Extracted data entries:
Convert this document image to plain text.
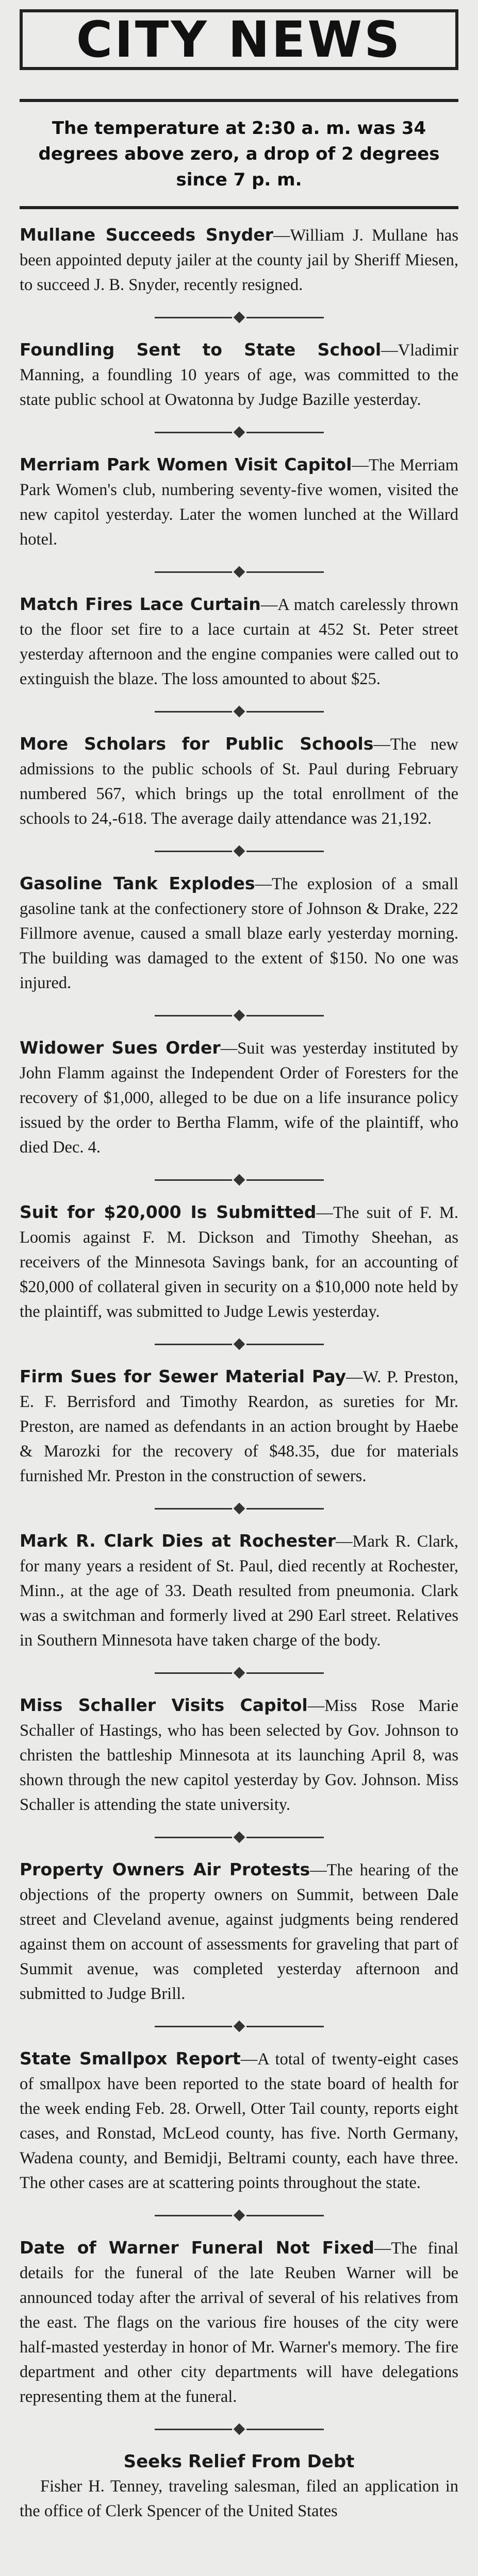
CITY NEWS
The temperature at 2:30 a. m. was 34 degrees above zero, a drop of 2 degrees since 7 p. m.

Mullane Succeeds Snyder—William J. Mullane has been appointed deputy jailer at the county jail by Sheriff Miesen, to succeed J. B. Snyder, recently resigned.

Foundling Sent to State School—Vladimir Manning, a foundling 10 years of age, was committed to the state public school at Owatonna by Judge Bazille yesterday.

Merriam Park Women Visit Capitol—The Merriam Park Women's club, numbering seventy-five women, visited the new capitol yesterday. Later the women lunched at the Willard hotel.

Match Fires Lace Curtain—A match carelessly thrown to the floor set fire to a lace curtain at 452 St. Peter street yesterday afternoon and the engine companies were called out to extinguish the blaze. The loss amounted to about $25.

More Scholars for Public Schools—The new admissions to the public schools of St. Paul during February numbered 567, which brings up the total enrollment of the schools to 24,-618. The average daily attendance was 21,192.

Gasoline Tank Explodes—The explosion of a small gasoline tank at the confectionery store of Johnson & Drake, 222 Fillmore avenue, caused a small blaze early yesterday morning. The building was damaged to the extent of $150. No one was injured.

Widower Sues Order—Suit was yesterday instituted by John Flamm against the Independent Order of Foresters for the recovery of $1,000, alleged to be due on a life insurance policy issued by the order to Bertha Flamm, wife of the plaintiff, who died Dec. 4.

Suit for $20,000 Is Submitted—The suit of F. M. Loomis against F. M. Dickson and Timothy Sheehan, as receivers of the Minnesota Savings bank, for an accounting of $20,000 of collateral given in security on a $10,000 note held by the plaintiff, was submitted to Judge Lewis yesterday.

Firm Sues for Sewer Material Pay—W. P. Preston, E. F. Berrisford and Timothy Reardon, as sureties for Mr. Preston, are named as defendants in an action brought by Haebe & Marozki for the recovery of $48.35, due for materials furnished Mr. Preston in the construction of sewers.

Mark R. Clark Dies at Rochester—Mark R. Clark, for many years a resident of St. Paul, died recently at Rochester, Minn., at the age of 33. Death resulted from pneumonia. Clark was a switchman and formerly lived at 290 Earl street. Relatives in Southern Minnesota have taken charge of the body.

Miss Schaller Visits Capitol—Miss Rose Marie Schaller of Hastings, who has been selected by Gov. Johnson to christen the battleship Minnesota at its launching April 8, was shown through the new capitol yesterday by Gov. Johnson. Miss Schaller is attending the state university.

Property Owners Air Protests—The hearing of the objections of the property owners on Summit, between Dale street and Cleveland avenue, against judgments being rendered against them on account of assessments for graveling that part of Summit avenue, was completed yesterday afternoon and submitted to Judge Brill.

State Smallpox Report—A total of twenty-eight cases of smallpox have been reported to the state board of health for the week ending Feb. 28. Orwell, Otter Tail county, reports eight cases, and Ronstad, McLeod county, has five. North Germany, Wadena county, and Bemidji, Beltrami county, each have three. The other cases are at scattering points throughout the state.

Date of Warner Funeral Not Fixed—The final details for the funeral of the late Reuben Warner will be announced today after the arrival of several of his relatives from the east. The flags on the various fire houses of the city were half-masted yesterday in honor of Mr. Warner's memory. The fire department and other city departments will have delegations representing them at the funeral.

Seeks Relief From Debt

Fisher H. Tenney, traveling salesman, filed an application in the office of Clerk Spencer of the United States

■ Do this ■
Reproduce the data verbatim. Do not carry any picture into the copy.

■ Written answer ■
Convert this document image to plain text.
CITY NEWS
The temperature at 2:30 a. m. was 34 degrees above zero, a drop of 2 degrees since 7 p. m.

Mullane Succeeds Snyder—William J. Mullane has been appointed deputy jailer at the county jail by Sheriff Miesen, to succeed J. B. Snyder, recently resigned.

Foundling Sent to State School—Vladimir Manning, a foundling 10 years of age, was committed to the state public school at Owatonna by Judge Bazille yesterday.

Merriam Park Women Visit Capitol—The Merriam Park Women's club, numbering seventy-five women, visited the new capitol yesterday. Later the women lunched at the Willard hotel.

Match Fires Lace Curtain—A match carelessly thrown to the floor set fire to a lace curtain at 452 St. Peter street yesterday afternoon and the engine companies were called out to extinguish the blaze. The loss amounted to about $25.

More Scholars for Public Schools—The new admissions to the public schools of St. Paul during February numbered 567, which brings up the total enrollment of the schools to 24,-618. The average daily attendance was 21,192.

Gasoline Tank Explodes—The explosion of a small gasoline tank at the confectionery store of Johnson & Drake, 222 Fillmore avenue, caused a small blaze early yesterday morning. The building was damaged to the extent of $150. No one was injured.

Widower Sues Order—Suit was yesterday instituted by John Flamm against the Independent Order of Foresters for the recovery of $1,000, alleged to be due on a life insurance policy issued by the order to Bertha Flamm, wife of the plaintiff, who died Dec. 4.

Suit for $20,000 Is Submitted—The suit of F. M. Loomis against F. M. Dickson and Timothy Sheehan, as receivers of the Minnesota Savings bank, for an accounting of $20,000 of collateral given in security on a $10,000 note held by the plaintiff, was submitted to Judge Lewis yesterday.

Firm Sues for Sewer Material Pay—W. P. Preston, E. F. Berrisford and Timothy Reardon, as sureties for Mr. Preston, are named as defendants in an action brought by Haebe & Marozki for the recovery of $48.35, due for materials furnished Mr. Preston in the construction of sewers.

Mark R. Clark Dies at Rochester—Mark R. Clark, for many years a resident of St. Paul, died recently at Rochester, Minn., at the age of 33. Death resulted from pneumonia. Clark was a switchman and formerly lived at 290 Earl street. Relatives in Southern Minnesota have taken charge of the body.

Miss Schaller Visits Capitol—Miss Rose Marie Schaller of Hastings, who has been selected by Gov. Johnson to christen the battleship Minnesota at its launching April 8, was shown through the new capitol yesterday by Gov. Johnson. Miss Schaller is attending the state university.

Property Owners Air Protests—The hearing of the objections of the property owners on Summit, between Dale street and Cleveland avenue, against judgments being rendered against them on account of assessments for graveling that part of Summit avenue, was completed yesterday afternoon and submitted to Judge Brill.

State Smallpox Report—A total of twenty-eight cases of smallpox have been reported to the state board of health for the week ending Feb. 28. Orwell, Otter Tail county, reports eight cases, and Ronstad, McLeod county, has five. North Germany, Wadena county, and Bemidji, Beltrami county, each have three. The other cases are at scattering points throughout the state.

Date of Warner Funeral Not Fixed—The final details for the funeral of the late Reuben Warner will be announced today after the arrival of several of his relatives from the east. The flags on the various fire houses of the city were half-masted yesterday in honor of Mr. Warner's memory. The fire department and other city departments will have delegations representing them at the funeral.

Seeks Relief From Debt

Fisher H. Tenney, traveling salesman, filed an application in the office of Clerk Spencer of the United States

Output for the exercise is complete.